→ **REQUEST 1**: Substitute "page" for "link" in the camp description below, giving it again starting with "For more information" and going on through "11 – August 15)".

→ **PROVIDED PASSAGE**:
August Specialty Camps 2025
What to Expect
Equine-Assisted Learning Camp (August 5 – 8)
Equine-Assisted Learning (EAL) offers a unique educational experience in partnership with horses. Because horses are extraordinary teachers, they offer honest and immediate feedback. Unlike humans, horses don’t overanalyze our motives. Instead, they respond instinctively to our behavior and leadership style, challenging us through their intuition and sensitivity.
Their ability to reflect our behavior without judgment encourages self-awareness and individual growth. By learning to listen to what horses are telling us, participants are inspired to ask deeper questions about themselves.
The EAL camp offers a morning riding lesson, centered on the non-verbal communication required between the horse and rider. We’ll explore how to be a kind, confident, and clear leader for the horse, and with each rider having the same horse all week, they will have the opportunity to create a strong partnership with their equine friend. Each afternoon, we will run an EAL session, reinforcing the self-awareness that horses help us develop. Participants learn valuable life skills through carefully designed, engaging exercises that foster personal and team growth.
Over the last 40 years, we’ve seen that the skills horses teach us are transferable to life outside the barn. Countless parents and teachers have given us feedback that reinforces this belief. Horses reward all of the characteristics we want to instill in young people, and by the end of the week, campers will leave with a better sense of self and more confidence and resilience to navigate life’s challenges.
For more information on Equine-Assisted Learning, check out the link below: https://www.cartierfarms.ca/what-is-eal.html
Show Preparation Camp (August 11 – August 15)

→ **REQUEST 2**: Please copy the listing below exactly, starting with its first line and going on through the line with "select-all-icon: [417, 26, 440, 49]", and nothing further.

→ **MATERIAL FOR THIS EXERCISE**:
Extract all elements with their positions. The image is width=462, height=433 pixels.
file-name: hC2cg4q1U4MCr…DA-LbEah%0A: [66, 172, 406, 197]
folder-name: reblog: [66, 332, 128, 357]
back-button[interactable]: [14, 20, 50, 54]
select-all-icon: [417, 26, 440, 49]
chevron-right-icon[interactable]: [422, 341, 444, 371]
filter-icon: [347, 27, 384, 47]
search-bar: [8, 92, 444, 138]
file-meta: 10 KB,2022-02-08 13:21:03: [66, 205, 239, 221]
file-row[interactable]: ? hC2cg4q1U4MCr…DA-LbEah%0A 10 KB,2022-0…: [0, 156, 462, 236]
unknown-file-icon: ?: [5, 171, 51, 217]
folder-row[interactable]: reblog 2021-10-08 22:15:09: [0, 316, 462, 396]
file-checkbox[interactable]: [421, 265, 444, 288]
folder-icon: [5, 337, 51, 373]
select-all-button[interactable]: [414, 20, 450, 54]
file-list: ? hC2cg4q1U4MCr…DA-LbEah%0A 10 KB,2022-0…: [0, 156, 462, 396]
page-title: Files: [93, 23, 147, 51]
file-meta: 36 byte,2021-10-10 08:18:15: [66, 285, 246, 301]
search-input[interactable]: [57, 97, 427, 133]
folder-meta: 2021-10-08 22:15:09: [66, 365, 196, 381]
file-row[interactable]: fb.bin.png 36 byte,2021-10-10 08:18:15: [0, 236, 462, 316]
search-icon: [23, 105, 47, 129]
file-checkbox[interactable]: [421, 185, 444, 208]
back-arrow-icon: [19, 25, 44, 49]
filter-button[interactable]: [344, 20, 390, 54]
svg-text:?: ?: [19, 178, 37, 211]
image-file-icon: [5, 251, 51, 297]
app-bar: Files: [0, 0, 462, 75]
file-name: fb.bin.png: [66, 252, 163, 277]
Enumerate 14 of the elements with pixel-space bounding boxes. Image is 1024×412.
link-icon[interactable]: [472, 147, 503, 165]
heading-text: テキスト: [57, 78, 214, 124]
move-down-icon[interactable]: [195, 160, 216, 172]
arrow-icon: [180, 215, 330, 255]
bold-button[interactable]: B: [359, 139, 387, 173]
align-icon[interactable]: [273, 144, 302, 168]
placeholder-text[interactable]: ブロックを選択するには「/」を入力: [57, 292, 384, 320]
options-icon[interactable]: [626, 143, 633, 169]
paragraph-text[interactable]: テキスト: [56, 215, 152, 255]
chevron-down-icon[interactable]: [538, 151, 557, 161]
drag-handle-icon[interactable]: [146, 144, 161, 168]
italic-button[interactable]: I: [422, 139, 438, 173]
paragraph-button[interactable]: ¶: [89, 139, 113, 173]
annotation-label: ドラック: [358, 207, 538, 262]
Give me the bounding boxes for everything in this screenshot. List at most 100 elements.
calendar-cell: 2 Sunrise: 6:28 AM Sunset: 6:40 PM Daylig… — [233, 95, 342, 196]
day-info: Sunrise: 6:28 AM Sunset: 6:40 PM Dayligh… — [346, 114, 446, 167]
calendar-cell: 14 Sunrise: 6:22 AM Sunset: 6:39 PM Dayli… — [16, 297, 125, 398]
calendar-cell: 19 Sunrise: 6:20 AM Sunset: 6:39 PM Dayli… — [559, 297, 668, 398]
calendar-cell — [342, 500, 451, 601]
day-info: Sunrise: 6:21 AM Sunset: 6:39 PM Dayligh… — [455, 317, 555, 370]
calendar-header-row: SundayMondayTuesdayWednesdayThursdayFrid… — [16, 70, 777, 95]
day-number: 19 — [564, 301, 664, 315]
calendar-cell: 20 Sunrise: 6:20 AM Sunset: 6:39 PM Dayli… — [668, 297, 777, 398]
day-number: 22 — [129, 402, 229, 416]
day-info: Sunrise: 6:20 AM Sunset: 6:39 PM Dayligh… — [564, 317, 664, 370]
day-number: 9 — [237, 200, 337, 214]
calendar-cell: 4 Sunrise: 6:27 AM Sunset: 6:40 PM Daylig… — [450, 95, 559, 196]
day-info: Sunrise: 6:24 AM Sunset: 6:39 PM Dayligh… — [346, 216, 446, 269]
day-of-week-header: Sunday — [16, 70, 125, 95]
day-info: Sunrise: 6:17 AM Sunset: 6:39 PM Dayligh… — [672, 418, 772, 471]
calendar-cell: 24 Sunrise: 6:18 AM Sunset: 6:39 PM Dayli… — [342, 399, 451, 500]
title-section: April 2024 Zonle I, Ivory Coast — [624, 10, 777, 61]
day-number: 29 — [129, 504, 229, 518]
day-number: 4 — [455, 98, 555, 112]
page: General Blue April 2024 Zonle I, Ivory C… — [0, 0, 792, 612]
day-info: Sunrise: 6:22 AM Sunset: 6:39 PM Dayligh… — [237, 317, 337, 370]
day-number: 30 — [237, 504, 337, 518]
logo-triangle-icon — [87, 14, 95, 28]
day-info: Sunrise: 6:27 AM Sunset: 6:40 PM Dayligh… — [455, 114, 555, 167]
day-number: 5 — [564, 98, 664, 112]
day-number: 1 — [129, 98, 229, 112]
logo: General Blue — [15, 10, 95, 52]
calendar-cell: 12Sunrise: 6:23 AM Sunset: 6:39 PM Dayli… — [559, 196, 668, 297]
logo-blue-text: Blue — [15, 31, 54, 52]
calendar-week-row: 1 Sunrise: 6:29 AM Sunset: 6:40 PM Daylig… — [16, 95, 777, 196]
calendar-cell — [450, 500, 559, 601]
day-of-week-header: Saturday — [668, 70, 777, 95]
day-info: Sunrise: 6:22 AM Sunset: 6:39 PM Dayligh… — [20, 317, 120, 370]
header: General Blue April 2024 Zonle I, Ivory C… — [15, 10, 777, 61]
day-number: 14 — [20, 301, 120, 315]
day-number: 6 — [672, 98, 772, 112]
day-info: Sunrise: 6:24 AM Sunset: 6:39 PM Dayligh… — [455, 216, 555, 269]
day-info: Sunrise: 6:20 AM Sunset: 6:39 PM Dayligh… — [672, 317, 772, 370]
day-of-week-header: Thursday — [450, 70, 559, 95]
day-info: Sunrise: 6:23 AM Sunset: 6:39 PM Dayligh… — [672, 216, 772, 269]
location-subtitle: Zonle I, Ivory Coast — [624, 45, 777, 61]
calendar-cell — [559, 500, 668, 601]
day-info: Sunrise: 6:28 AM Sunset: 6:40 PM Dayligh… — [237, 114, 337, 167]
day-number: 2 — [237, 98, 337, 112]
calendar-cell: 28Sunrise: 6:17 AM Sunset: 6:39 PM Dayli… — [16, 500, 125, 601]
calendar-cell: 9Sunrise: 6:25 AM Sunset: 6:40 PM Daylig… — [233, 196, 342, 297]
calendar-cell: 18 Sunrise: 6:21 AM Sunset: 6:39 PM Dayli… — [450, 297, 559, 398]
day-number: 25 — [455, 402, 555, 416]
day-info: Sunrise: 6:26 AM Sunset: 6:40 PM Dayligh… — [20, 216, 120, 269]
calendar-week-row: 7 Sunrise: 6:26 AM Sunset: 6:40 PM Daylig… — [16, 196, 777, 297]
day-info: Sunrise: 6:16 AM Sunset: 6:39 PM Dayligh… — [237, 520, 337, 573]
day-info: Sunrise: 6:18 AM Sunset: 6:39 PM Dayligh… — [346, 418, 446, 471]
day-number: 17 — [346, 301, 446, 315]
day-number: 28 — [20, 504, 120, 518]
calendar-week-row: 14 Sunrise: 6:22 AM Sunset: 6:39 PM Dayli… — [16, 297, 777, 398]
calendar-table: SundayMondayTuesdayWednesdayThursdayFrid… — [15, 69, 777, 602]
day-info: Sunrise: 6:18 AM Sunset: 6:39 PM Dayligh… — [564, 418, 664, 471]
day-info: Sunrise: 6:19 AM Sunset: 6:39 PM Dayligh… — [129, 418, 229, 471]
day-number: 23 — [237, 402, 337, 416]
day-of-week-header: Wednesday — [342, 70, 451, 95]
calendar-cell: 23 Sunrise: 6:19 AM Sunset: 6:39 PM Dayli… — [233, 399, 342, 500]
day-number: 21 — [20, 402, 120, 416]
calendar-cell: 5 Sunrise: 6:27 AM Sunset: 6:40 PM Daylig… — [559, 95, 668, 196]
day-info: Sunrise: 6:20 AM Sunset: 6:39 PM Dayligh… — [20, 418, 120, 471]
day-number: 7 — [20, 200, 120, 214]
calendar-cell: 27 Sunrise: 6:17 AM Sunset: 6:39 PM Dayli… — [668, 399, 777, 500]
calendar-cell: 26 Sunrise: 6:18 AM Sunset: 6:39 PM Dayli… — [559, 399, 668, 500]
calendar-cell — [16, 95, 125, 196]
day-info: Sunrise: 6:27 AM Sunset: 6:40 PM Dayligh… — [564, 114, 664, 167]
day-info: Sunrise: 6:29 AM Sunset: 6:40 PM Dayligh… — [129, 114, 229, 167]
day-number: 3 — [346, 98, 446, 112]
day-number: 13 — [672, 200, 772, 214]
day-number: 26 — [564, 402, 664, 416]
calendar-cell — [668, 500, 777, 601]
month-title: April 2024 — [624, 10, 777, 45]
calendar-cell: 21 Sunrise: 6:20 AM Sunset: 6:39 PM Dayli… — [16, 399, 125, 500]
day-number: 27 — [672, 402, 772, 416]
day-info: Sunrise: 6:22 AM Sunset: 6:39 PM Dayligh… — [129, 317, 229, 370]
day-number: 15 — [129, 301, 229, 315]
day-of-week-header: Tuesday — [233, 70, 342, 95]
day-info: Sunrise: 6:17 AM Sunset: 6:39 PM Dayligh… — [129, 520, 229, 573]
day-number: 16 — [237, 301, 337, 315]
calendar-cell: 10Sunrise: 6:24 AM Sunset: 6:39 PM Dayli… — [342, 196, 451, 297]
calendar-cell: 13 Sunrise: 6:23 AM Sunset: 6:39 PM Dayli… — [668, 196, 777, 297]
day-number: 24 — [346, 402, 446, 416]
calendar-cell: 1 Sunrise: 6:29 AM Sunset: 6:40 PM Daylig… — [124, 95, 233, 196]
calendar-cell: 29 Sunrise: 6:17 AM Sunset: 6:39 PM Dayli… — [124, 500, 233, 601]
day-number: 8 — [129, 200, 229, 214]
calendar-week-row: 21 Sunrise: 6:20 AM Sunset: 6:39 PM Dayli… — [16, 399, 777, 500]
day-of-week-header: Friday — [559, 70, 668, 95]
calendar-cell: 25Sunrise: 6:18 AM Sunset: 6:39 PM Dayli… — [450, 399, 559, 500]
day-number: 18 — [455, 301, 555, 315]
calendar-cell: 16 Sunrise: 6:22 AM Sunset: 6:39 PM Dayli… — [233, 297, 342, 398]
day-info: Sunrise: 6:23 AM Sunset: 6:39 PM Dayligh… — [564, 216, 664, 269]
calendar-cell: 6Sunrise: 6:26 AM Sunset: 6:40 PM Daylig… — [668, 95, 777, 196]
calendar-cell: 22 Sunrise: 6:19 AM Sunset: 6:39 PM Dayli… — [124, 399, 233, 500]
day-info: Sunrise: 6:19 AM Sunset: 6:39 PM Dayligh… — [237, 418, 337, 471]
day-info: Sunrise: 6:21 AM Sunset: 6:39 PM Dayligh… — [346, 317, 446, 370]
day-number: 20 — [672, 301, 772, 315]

→ **EXERCISE OUTPUT 1**:
For more information on Equine-Assisted Learning, check out the page below: https://www.cartierfarms.ca/what-is-eal.html
Show Preparation Camp (August 11 – August 15)

→ **EXERCISE OUTPUT 2**:
Extract all elements with their positions. The image is width=462, height=433 pixels.
file-name: hC2cg4q1U4MCr…DA-LbEah%0A: [66, 172, 406, 197]
folder-name: reblog: [66, 332, 128, 357]
back-button[interactable]: [14, 20, 50, 54]
select-all-icon: [417, 26, 440, 49]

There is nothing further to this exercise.